▸ WHAT IS REQUIRED: Which lines below contain "MATEMÁTICAS"? Copy every one of them.

** RECORDS TO USE follows **

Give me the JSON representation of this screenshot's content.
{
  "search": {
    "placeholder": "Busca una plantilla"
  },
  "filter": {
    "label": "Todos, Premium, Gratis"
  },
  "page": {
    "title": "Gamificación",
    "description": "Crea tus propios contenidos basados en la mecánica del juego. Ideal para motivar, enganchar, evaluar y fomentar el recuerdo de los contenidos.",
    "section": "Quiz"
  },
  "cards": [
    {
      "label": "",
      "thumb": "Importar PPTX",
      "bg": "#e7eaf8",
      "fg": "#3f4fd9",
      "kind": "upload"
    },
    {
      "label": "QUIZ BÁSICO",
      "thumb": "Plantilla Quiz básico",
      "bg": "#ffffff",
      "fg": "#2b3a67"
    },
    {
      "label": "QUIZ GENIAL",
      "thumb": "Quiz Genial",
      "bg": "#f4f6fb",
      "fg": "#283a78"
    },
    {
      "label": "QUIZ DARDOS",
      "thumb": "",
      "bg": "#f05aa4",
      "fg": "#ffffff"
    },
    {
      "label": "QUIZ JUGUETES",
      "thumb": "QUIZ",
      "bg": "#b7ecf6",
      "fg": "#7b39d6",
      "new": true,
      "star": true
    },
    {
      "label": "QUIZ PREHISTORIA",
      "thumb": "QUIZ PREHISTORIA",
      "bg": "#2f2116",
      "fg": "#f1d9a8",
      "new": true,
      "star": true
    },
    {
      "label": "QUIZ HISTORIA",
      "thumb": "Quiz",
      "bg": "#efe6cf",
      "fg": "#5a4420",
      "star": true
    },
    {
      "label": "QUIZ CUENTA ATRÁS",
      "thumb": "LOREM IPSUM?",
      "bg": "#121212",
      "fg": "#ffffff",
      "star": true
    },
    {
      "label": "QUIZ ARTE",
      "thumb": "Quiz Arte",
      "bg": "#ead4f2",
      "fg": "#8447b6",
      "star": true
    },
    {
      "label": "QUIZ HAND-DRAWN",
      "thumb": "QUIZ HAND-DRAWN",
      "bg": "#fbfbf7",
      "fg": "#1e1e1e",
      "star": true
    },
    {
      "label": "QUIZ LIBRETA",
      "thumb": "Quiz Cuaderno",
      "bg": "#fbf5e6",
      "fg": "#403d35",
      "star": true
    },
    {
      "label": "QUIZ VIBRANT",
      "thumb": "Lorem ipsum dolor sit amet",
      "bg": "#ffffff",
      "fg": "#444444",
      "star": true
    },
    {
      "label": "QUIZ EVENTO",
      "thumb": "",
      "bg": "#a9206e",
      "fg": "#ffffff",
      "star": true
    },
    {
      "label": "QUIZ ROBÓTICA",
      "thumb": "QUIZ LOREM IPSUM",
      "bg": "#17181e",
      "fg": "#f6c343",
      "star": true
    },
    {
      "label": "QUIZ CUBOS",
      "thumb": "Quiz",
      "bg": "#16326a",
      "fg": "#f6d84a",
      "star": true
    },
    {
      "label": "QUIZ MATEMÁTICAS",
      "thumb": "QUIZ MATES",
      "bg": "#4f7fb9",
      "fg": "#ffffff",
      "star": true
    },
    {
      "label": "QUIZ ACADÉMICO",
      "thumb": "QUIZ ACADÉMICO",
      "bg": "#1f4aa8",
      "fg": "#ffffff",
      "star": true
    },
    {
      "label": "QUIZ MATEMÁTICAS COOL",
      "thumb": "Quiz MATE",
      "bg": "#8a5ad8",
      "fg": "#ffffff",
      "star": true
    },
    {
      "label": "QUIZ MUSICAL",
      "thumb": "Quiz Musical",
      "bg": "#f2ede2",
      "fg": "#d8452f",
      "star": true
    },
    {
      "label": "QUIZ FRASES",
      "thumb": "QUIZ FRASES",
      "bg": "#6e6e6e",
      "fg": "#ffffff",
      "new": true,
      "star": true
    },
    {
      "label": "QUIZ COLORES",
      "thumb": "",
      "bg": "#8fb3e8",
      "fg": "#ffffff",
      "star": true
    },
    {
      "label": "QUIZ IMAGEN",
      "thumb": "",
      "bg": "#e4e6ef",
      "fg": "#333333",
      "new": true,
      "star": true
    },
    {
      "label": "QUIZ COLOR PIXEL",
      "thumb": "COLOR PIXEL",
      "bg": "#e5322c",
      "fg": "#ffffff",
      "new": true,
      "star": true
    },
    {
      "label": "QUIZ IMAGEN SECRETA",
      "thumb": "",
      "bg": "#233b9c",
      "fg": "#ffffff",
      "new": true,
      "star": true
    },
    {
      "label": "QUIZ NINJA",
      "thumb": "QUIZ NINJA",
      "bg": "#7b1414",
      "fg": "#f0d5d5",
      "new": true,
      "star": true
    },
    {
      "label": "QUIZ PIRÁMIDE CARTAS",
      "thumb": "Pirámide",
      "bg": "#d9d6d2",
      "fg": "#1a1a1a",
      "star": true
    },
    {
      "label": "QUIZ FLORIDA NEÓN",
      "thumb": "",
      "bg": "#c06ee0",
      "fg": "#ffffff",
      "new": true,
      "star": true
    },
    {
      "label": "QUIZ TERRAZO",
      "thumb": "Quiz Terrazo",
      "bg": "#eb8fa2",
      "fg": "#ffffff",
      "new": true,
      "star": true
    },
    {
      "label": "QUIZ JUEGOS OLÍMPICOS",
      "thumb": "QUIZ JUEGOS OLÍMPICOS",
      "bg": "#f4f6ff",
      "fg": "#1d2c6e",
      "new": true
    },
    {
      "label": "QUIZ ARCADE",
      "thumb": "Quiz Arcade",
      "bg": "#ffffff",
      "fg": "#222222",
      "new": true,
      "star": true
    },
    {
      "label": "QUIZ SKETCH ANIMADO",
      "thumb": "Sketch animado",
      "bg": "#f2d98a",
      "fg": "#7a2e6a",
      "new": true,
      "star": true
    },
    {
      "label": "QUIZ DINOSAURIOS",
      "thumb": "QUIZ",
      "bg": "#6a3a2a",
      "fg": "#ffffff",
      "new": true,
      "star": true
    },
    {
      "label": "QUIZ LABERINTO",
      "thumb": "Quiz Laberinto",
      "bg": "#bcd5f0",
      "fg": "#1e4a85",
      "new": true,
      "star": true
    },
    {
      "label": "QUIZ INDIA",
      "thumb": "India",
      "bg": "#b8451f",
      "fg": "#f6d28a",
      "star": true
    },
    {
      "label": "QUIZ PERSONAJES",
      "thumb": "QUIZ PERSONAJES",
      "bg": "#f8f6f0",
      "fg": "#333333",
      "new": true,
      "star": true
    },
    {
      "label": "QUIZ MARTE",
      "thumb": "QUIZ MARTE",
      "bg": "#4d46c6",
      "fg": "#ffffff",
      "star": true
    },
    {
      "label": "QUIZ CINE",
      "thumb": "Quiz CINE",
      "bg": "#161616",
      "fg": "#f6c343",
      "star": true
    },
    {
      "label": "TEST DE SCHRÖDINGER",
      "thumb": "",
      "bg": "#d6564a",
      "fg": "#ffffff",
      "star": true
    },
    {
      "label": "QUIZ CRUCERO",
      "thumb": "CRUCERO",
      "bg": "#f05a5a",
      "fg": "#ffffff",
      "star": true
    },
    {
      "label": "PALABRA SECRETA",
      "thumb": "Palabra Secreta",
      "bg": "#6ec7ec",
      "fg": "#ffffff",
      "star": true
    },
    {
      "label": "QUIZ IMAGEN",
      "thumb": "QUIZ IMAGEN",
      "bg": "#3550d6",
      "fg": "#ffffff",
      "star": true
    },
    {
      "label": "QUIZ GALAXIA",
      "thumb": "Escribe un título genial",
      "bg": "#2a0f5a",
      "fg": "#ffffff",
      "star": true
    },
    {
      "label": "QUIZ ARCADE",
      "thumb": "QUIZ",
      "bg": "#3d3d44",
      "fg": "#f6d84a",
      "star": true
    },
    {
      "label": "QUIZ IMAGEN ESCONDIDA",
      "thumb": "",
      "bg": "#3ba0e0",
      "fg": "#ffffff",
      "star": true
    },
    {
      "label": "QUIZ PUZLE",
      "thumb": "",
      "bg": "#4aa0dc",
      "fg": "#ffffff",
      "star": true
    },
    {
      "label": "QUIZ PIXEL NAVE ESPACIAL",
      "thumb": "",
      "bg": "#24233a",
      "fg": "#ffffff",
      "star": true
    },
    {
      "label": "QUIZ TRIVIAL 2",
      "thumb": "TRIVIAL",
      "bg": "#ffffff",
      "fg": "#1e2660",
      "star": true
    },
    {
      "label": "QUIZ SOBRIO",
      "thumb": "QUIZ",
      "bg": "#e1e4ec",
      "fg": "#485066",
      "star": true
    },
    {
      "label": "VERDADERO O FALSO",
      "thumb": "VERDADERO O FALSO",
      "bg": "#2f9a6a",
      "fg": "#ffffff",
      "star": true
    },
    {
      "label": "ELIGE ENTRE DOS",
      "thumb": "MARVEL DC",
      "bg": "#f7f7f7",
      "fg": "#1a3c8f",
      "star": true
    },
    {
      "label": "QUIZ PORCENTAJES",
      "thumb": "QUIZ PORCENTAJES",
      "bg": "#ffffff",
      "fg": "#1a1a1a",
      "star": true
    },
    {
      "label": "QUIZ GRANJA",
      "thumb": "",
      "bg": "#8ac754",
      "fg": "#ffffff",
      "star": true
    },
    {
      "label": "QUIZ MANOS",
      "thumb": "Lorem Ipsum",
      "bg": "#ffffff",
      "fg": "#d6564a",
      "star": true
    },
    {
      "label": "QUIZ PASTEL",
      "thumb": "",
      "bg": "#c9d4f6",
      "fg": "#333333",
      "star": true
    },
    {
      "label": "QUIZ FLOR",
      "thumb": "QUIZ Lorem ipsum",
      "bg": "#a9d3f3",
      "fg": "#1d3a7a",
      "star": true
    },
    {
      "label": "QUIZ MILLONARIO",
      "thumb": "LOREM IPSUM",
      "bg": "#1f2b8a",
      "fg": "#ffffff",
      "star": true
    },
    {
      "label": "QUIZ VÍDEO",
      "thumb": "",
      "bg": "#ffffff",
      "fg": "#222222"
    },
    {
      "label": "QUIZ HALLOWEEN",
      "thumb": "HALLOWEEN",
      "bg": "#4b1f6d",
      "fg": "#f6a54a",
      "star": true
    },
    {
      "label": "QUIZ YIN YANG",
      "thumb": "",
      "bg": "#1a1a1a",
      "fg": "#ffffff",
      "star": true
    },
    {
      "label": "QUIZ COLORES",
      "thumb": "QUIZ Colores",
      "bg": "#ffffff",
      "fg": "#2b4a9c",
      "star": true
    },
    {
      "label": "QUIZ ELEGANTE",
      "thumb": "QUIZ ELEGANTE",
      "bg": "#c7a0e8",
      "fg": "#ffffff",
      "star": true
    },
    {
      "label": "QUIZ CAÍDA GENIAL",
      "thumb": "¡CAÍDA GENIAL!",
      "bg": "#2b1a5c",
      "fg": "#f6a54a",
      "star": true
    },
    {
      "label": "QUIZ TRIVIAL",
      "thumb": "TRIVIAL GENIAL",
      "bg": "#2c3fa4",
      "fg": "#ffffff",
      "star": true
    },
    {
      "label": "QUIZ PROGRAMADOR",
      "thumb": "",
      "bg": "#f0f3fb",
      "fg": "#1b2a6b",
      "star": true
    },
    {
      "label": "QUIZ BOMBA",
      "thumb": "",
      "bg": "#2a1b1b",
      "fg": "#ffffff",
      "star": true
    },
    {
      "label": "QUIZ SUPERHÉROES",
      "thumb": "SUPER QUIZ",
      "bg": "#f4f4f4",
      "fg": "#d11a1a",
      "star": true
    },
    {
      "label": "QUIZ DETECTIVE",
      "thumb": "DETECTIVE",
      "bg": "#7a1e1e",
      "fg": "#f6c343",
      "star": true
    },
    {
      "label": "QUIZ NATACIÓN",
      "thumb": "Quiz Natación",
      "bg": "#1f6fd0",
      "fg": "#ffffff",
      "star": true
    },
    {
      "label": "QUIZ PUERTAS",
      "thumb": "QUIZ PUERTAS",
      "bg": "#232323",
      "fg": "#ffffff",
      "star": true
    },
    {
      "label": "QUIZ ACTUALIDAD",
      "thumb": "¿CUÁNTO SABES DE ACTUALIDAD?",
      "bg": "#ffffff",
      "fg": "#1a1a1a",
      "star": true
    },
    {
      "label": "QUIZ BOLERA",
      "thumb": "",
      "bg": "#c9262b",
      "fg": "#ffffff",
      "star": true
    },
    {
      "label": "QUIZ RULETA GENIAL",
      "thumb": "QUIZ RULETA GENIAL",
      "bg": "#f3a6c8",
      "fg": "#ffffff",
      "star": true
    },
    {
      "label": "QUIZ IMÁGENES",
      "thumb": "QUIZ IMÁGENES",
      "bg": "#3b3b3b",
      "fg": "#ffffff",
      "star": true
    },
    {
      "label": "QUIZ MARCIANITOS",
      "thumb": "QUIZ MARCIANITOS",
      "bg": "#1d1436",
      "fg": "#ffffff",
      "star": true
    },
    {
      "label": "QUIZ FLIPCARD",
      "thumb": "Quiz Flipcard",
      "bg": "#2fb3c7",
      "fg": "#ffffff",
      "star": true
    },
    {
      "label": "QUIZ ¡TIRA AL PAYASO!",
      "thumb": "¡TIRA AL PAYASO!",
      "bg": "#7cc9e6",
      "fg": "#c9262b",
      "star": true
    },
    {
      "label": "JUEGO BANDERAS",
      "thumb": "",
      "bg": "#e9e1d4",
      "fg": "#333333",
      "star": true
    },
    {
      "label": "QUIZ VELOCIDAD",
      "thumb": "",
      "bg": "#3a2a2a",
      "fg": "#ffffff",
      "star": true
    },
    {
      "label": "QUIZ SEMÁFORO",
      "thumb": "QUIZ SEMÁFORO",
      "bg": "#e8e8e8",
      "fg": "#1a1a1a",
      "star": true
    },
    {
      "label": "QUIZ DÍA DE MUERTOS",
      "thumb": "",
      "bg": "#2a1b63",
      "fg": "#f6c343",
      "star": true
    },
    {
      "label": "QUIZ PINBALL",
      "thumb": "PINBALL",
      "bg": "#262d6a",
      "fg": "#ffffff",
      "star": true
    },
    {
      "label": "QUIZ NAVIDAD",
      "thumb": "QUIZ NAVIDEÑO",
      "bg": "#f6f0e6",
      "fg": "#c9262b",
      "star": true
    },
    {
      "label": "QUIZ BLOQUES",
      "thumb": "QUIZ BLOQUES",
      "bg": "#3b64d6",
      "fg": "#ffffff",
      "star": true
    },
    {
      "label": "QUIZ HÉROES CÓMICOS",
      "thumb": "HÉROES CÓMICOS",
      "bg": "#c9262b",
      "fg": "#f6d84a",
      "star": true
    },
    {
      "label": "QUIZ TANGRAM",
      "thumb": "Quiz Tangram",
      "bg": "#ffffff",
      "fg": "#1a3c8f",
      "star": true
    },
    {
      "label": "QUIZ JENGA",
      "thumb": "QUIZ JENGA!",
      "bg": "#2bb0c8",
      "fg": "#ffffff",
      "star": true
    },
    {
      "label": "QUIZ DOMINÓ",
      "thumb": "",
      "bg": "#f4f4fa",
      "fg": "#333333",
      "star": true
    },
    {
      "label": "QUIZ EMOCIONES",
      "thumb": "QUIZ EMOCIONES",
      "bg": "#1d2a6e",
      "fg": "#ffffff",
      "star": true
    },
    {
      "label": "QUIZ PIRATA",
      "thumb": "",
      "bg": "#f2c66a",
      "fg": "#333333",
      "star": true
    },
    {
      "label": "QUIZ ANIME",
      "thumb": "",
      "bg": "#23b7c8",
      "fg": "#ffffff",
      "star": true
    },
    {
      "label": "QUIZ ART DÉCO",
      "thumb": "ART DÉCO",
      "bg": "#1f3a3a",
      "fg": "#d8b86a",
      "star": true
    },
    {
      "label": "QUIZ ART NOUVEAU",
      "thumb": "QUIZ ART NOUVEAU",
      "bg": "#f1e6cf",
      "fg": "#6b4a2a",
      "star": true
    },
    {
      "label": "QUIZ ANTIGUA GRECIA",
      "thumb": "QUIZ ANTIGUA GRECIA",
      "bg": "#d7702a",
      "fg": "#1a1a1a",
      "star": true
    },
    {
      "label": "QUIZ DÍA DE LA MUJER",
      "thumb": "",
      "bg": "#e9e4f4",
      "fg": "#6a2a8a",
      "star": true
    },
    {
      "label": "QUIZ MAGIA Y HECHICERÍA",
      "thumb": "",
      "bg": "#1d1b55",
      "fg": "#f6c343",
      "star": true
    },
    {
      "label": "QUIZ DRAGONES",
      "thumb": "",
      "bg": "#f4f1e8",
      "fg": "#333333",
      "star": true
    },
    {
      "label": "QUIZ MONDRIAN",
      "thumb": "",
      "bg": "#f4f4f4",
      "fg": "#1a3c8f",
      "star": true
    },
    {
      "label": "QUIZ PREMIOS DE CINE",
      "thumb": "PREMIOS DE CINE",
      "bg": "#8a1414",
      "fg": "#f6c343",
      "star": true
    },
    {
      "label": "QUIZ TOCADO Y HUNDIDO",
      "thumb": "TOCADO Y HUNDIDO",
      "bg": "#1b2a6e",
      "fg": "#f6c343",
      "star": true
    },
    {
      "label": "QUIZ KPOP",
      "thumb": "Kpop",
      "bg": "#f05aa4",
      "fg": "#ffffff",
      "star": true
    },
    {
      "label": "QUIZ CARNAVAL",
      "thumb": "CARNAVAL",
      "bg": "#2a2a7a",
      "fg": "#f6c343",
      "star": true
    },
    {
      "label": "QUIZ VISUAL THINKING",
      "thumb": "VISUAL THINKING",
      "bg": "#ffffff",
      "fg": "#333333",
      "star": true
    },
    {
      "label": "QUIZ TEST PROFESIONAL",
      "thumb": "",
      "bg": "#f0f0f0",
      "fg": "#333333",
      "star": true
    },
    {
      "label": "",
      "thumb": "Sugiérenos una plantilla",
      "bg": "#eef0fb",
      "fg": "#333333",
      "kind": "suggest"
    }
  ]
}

** End of RECORDS TO USE **

▸ ANSWER BOX:
      "label": "QUIZ MATEMÁTICAS",
      "label": "QUIZ MATEMÁTICAS COOL",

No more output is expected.